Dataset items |
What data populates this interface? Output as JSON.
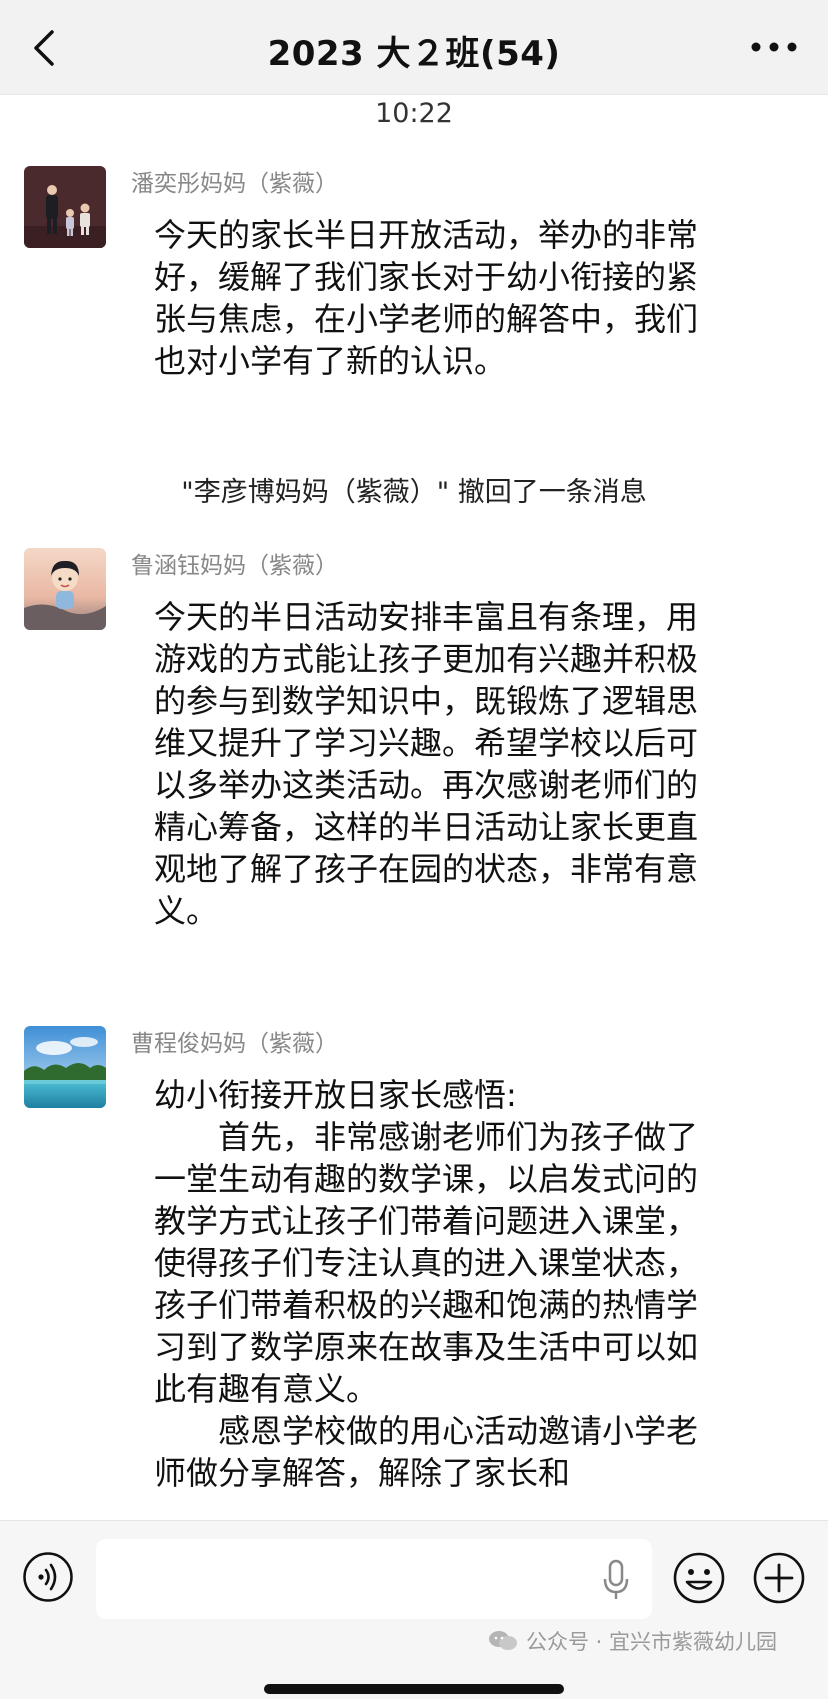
{
  "header": {
    "title": "2023  大２班(54)",
    "back_icon": "chevron-left-icon",
    "more_icon": "ellipsis-icon"
  },
  "timestamp": "10:22",
  "messages": [
    {
      "sender": "潘奕彤妈妈（紫薇）",
      "avatar": "family-photo-avatar",
      "text": "今天的家长半日开放活动，举办的非常好，缓解了我们家长对于幼小衔接的紧张与焦虑，在小学老师的解答中，我们也对小学有了新的认识。"
    },
    {
      "sender": "鲁涵钰妈妈（紫薇）",
      "avatar": "cartoon-girl-avatar",
      "text": "今天的半日活动安排丰富且有条理，用游戏的方式能让孩子更加有兴趣并积极的参与到数学知识中，既锻炼了逻辑思维又提升了学习兴趣。希望学校以后可以多举办这类活动。再次感谢老师们的精心筹备，这样的半日活动让家长更直观地了解了孩子在园的状态，非常有意义。"
    },
    {
      "sender": "曹程俊妈妈（紫薇）",
      "avatar": "landscape-avatar",
      "text": "幼小衔接开放日家长感悟:\n　　首先，非常感谢老师们为孩子做了一堂生动有趣的数学课，以启发式问的教学方式让孩子们带着问题进入课堂，使得孩子们专注认真的进入课堂状态，孩子们带着积极的兴趣和饱满的热情学习到了数学原来在故事及生活中可以如此有趣有意义。\n　　感恩学校做的用心活动邀请小学老师做分享解答，解除了家长和"
    }
  ],
  "system_note": "\"李彦博妈妈（紫薇）\" 撤回了一条消息",
  "input_bar": {
    "placeholder": "",
    "voice_icon": "voice-mode-icon",
    "mic_icon": "microphone-icon",
    "emoji_icon": "emoji-icon",
    "plus_icon": "plus-circle-icon"
  },
  "watermark": "公众号 · 宜兴市紫薇幼儿园"
}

Requirement |
Copy every line of the data exactly as written, excluding the pictures.

Task answer |
What data populates this interface? Output as JSON.
{
  "header": {
    "title": "2023  大２班(54)",
    "back_icon": "chevron-left-icon",
    "more_icon": "ellipsis-icon"
  },
  "timestamp": "10:22",
  "messages": [
    {
      "sender": "潘奕彤妈妈（紫薇）",
      "avatar": "family-photo-avatar",
      "text": "今天的家长半日开放活动，举办的非常好，缓解了我们家长对于幼小衔接的紧张与焦虑，在小学老师的解答中，我们也对小学有了新的认识。"
    },
    {
      "sender": "鲁涵钰妈妈（紫薇）",
      "avatar": "cartoon-girl-avatar",
      "text": "今天的半日活动安排丰富且有条理，用游戏的方式能让孩子更加有兴趣并积极的参与到数学知识中，既锻炼了逻辑思维又提升了学习兴趣。希望学校以后可以多举办这类活动。再次感谢老师们的精心筹备，这样的半日活动让家长更直观地了解了孩子在园的状态，非常有意义。"
    },
    {
      "sender": "曹程俊妈妈（紫薇）",
      "avatar": "landscape-avatar",
      "text": "幼小衔接开放日家长感悟:\n　　首先，非常感谢老师们为孩子做了一堂生动有趣的数学课，以启发式问的教学方式让孩子们带着问题进入课堂，使得孩子们专注认真的进入课堂状态，孩子们带着积极的兴趣和饱满的热情学习到了数学原来在故事及生活中可以如此有趣有意义。\n　　感恩学校做的用心活动邀请小学老师做分享解答，解除了家长和"
    }
  ],
  "system_note": "\"李彦博妈妈（紫薇）\" 撤回了一条消息",
  "input_bar": {
    "placeholder": "",
    "voice_icon": "voice-mode-icon",
    "mic_icon": "microphone-icon",
    "emoji_icon": "emoji-icon",
    "plus_icon": "plus-circle-icon"
  },
  "watermark": "公众号 · 宜兴市紫薇幼儿园"
}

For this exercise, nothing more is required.